### [WHAT YOU ARE ASKED TO DO]
Copy every line of the data in which the word "name" occurs.

[Dataset entries on figures]
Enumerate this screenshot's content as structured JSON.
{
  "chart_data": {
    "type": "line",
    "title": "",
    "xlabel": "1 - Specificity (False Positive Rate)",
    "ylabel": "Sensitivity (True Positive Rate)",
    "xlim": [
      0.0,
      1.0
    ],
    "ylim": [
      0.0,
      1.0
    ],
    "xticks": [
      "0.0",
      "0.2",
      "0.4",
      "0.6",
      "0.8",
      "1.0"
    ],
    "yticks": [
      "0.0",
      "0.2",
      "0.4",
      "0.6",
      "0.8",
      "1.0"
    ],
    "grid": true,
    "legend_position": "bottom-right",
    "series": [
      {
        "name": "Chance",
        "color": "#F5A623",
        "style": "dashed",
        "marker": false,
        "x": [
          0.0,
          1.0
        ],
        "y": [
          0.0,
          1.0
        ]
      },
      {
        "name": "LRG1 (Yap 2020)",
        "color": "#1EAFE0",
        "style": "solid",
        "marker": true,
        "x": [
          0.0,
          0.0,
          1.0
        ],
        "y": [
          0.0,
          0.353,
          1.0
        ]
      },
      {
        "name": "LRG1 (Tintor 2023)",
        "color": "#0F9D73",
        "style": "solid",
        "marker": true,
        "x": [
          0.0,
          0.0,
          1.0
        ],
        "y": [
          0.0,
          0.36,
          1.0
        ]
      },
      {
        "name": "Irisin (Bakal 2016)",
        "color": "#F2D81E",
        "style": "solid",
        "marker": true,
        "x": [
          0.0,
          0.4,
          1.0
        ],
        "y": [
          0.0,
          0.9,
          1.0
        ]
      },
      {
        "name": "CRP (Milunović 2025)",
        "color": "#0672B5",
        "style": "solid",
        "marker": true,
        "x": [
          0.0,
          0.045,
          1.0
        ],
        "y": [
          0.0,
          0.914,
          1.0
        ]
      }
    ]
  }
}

### [ANSWER FOR THIS EXERCISE]
        "name": "Chance",
        "name": "LRG1 (Yap 2020)",
        "name": "LRG1 (Tintor 2023)",
        "name": "Irisin (Bakal 2016)",
        "name": "CRP (Milunović 2025)",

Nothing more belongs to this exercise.